Exactly reproduce the lines that follow.

** Begin **

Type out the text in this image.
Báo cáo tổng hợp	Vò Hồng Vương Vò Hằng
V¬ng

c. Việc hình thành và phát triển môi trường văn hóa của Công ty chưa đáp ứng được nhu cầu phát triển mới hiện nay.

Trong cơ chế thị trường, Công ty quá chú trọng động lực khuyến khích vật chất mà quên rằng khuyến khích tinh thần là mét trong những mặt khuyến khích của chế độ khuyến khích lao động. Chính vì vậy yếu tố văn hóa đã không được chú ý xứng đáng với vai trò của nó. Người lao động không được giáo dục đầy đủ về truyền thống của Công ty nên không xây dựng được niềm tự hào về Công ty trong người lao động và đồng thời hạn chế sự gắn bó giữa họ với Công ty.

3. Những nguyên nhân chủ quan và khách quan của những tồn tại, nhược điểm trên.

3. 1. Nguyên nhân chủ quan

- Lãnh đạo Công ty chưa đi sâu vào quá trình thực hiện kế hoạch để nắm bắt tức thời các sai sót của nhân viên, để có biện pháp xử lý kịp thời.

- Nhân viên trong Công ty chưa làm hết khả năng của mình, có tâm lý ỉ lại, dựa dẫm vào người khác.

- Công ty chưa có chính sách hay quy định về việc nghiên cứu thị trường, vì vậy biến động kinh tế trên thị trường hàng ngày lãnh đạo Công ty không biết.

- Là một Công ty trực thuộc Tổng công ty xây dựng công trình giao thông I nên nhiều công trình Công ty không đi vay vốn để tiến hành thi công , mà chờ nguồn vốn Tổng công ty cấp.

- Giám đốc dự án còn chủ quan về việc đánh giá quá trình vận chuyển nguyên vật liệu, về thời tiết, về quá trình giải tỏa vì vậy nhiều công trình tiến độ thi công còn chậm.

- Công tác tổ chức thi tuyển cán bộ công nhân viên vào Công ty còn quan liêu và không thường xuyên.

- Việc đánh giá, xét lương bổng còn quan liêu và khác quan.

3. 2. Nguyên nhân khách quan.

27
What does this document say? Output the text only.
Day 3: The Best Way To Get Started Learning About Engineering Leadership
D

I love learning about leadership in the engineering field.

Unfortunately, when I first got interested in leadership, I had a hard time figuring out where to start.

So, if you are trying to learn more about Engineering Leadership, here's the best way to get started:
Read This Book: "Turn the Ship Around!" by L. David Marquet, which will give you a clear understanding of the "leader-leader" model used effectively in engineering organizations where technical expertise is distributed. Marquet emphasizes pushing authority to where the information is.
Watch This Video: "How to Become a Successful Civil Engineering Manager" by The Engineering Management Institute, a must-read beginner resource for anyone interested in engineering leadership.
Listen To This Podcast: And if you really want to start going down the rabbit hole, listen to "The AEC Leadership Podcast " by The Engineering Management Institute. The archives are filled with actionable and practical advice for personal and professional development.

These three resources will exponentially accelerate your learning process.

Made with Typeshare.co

** End **

Task result:
Type out the text in this image.
Báo cáo tổng hợp	Vò Hồng Vương Vò Hằng
V¬ng

c. Việc hình thành và phát triển môi trường văn hóa của Công ty chưa đáp ứng được nhu cầu phát triển mới hiện nay.

Trong cơ chế thị trường, Công ty quá chú trọng động lực khuyến khích vật chất mà quên rằng khuyến khích tinh thần là mét trong những mặt khuyến khích của chế độ khuyến khích lao động. Chính vì vậy yếu tố văn hóa đã không được chú ý xứng đáng với vai trò của nó. Người lao động không được giáo dục đầy đủ về truyền thống của Công ty nên không xây dựng được niềm tự hào về Công ty trong người lao động và đồng thời hạn chế sự gắn bó giữa họ với Công ty.

3. Những nguyên nhân chủ quan và khách quan của những tồn tại, nhược điểm trên.

3. 1. Nguyên nhân chủ quan

- Lãnh đạo Công ty chưa đi sâu vào quá trình thực hiện kế hoạch để nắm bắt tức thời các sai sót của nhân viên, để có biện pháp xử lý kịp thời.

- Nhân viên trong Công ty chưa làm hết khả năng của mình, có tâm lý ỉ lại, dựa dẫm vào người khác.

- Công ty chưa có chính sách hay quy định về việc nghiên cứu thị trường, vì vậy biến động kinh tế trên thị trường hàng ngày lãnh đạo Công ty không biết.

- Là một Công ty trực thuộc Tổng công ty xây dựng công trình giao thông I nên nhiều công trình Công ty không đi vay vốn để tiến hành thi công , mà chờ nguồn vốn Tổng công ty cấp.

- Giám đốc dự án còn chủ quan về việc đánh giá quá trình vận chuyển nguyên vật liệu, về thời tiết, về quá trình giải tỏa vì vậy nhiều công trình tiến độ thi công còn chậm.

- Công tác tổ chức thi tuyển cán bộ công nhân viên vào Công ty còn quan liêu và không thường xuyên.

- Việc đánh giá, xét lương bổng còn quan liêu và khác quan.

3. 2. Nguyên nhân khách quan.

27
What does this document say? Output the text only.
Day 3: The Best Way To Get Started Learning About Engineering Leadership
D

I love learning about leadership in the engineering field.

Unfortunately, when I first got interested in leadership, I had a hard time figuring out where to start.

So, if you are trying to learn more about Engineering Leadership, here's the best way to get started:
Read This Book: "Turn the Ship Around!" by L. David Marquet, which will give you a clear understanding of the "leader-leader" model used effectively in engineering organizations where technical expertise is distributed. Marquet emphasizes pushing authority to where the information is.
Watch This Video: "How to Become a Successful Civil Engineering Manager" by The Engineering Management Institute, a must-read beginner resource for anyone interested in engineering leadership.
Listen To This Podcast: And if you really want to start going down the rabbit hole, listen to "The AEC Leadership Podcast " by The Engineering Management Institute. The archives are filled with actionable and practical advice for personal and professional development.

These three resources will exponentially accelerate your learning process.

Made with Typeshare.co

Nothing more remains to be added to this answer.